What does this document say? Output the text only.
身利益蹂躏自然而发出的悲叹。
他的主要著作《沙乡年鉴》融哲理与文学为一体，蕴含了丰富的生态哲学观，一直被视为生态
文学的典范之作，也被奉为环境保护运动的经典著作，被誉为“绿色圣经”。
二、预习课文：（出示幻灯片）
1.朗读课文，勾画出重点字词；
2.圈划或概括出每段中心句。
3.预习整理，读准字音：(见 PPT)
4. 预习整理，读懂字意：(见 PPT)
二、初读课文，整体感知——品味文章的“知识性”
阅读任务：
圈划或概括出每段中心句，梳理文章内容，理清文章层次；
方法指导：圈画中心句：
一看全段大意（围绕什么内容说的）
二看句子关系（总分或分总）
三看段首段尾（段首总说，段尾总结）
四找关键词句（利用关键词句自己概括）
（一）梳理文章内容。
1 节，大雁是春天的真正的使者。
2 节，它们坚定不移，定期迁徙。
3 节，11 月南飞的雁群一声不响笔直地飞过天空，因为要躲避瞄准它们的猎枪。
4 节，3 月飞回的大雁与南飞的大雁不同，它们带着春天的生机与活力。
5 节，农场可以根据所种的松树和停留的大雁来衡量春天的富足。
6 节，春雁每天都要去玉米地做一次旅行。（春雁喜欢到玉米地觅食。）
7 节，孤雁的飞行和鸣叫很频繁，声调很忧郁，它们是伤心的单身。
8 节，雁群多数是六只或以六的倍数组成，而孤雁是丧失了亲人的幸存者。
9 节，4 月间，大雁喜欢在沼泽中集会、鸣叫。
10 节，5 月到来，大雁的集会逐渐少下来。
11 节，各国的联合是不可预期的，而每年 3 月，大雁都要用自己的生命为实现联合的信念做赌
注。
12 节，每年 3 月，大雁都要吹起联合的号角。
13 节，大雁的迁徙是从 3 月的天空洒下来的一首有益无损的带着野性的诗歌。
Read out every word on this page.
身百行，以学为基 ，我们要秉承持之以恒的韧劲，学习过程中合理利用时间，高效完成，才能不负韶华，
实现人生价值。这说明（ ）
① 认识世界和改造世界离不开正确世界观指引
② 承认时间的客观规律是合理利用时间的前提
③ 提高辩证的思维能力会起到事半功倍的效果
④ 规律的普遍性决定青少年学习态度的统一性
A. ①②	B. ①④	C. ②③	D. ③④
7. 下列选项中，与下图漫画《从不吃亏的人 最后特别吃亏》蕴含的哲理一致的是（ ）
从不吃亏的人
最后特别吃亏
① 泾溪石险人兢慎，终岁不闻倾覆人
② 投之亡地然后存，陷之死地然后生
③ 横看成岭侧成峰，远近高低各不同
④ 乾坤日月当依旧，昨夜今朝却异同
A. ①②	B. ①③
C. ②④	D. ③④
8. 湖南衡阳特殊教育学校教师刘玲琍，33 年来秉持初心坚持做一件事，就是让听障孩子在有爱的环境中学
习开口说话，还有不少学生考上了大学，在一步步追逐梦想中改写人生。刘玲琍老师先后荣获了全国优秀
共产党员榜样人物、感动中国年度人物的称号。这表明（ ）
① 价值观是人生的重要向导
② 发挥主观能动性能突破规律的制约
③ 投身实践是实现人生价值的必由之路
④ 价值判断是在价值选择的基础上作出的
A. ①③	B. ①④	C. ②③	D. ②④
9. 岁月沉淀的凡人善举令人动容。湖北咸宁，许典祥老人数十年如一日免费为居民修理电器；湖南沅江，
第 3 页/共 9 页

§ **What you are asked to do**
Output the records above in their entirety, exactly.

§ **Solution to the problem**
What does this document say? Output the text only.
身利益蹂躏自然而发出的悲叹。
他的主要著作《沙乡年鉴》融哲理与文学为一体，蕴含了丰富的生态哲学观，一直被视为生态
文学的典范之作，也被奉为环境保护运动的经典著作，被誉为“绿色圣经”。
二、预习课文：（出示幻灯片）
1.朗读课文，勾画出重点字词；
2.圈划或概括出每段中心句。
3.预习整理，读准字音：(见 PPT)
4. 预习整理，读懂字意：(见 PPT)
二、初读课文，整体感知——品味文章的“知识性”
阅读任务：
圈划或概括出每段中心句，梳理文章内容，理清文章层次；
方法指导：圈画中心句：
一看全段大意（围绕什么内容说的）
二看句子关系（总分或分总）
三看段首段尾（段首总说，段尾总结）
四找关键词句（利用关键词句自己概括）
（一）梳理文章内容。
1 节，大雁是春天的真正的使者。
2 节，它们坚定不移，定期迁徙。
3 节，11 月南飞的雁群一声不响笔直地飞过天空，因为要躲避瞄准它们的猎枪。
4 节，3 月飞回的大雁与南飞的大雁不同，它们带着春天的生机与活力。
5 节，农场可以根据所种的松树和停留的大雁来衡量春天的富足。
6 节，春雁每天都要去玉米地做一次旅行。（春雁喜欢到玉米地觅食。）
7 节，孤雁的飞行和鸣叫很频繁，声调很忧郁，它们是伤心的单身。
8 节，雁群多数是六只或以六的倍数组成，而孤雁是丧失了亲人的幸存者。
9 节，4 月间，大雁喜欢在沼泽中集会、鸣叫。
10 节，5 月到来，大雁的集会逐渐少下来。
11 节，各国的联合是不可预期的，而每年 3 月，大雁都要用自己的生命为实现联合的信念做赌
注。
12 节，每年 3 月，大雁都要吹起联合的号角。
13 节，大雁的迁徙是从 3 月的天空洒下来的一首有益无损的带着野性的诗歌。
Read out every word on this page.
身百行，以学为基 ，我们要秉承持之以恒的韧劲，学习过程中合理利用时间，高效完成，才能不负韶华，
实现人生价值。这说明（ ）
① 认识世界和改造世界离不开正确世界观指引
② 承认时间的客观规律是合理利用时间的前提
③ 提高辩证的思维能力会起到事半功倍的效果
④ 规律的普遍性决定青少年学习态度的统一性
A. ①②	B. ①④	C. ②③	D. ③④
7. 下列选项中，与下图漫画《从不吃亏的人 最后特别吃亏》蕴含的哲理一致的是（ ）
从不吃亏的人
最后特别吃亏
① 泾溪石险人兢慎，终岁不闻倾覆人
② 投之亡地然后存，陷之死地然后生
③ 横看成岭侧成峰，远近高低各不同
④ 乾坤日月当依旧，昨夜今朝却异同
A. ①②	B. ①③
C. ②④	D. ③④
8. 湖南衡阳特殊教育学校教师刘玲琍，33 年来秉持初心坚持做一件事，就是让听障孩子在有爱的环境中学
习开口说话，还有不少学生考上了大学，在一步步追逐梦想中改写人生。刘玲琍老师先后荣获了全国优秀
共产党员榜样人物、感动中国年度人物的称号。这表明（ ）
① 价值观是人生的重要向导
② 发挥主观能动性能突破规律的制约
③ 投身实践是实现人生价值的必由之路
④ 价值判断是在价值选择的基础上作出的
A. ①③	B. ①④	C. ②③	D. ②④
9. 岁月沉淀的凡人善举令人动容。湖北咸宁，许典祥老人数十年如一日免费为居民修理电器；湖南沅江，
第 3 页/共 9 页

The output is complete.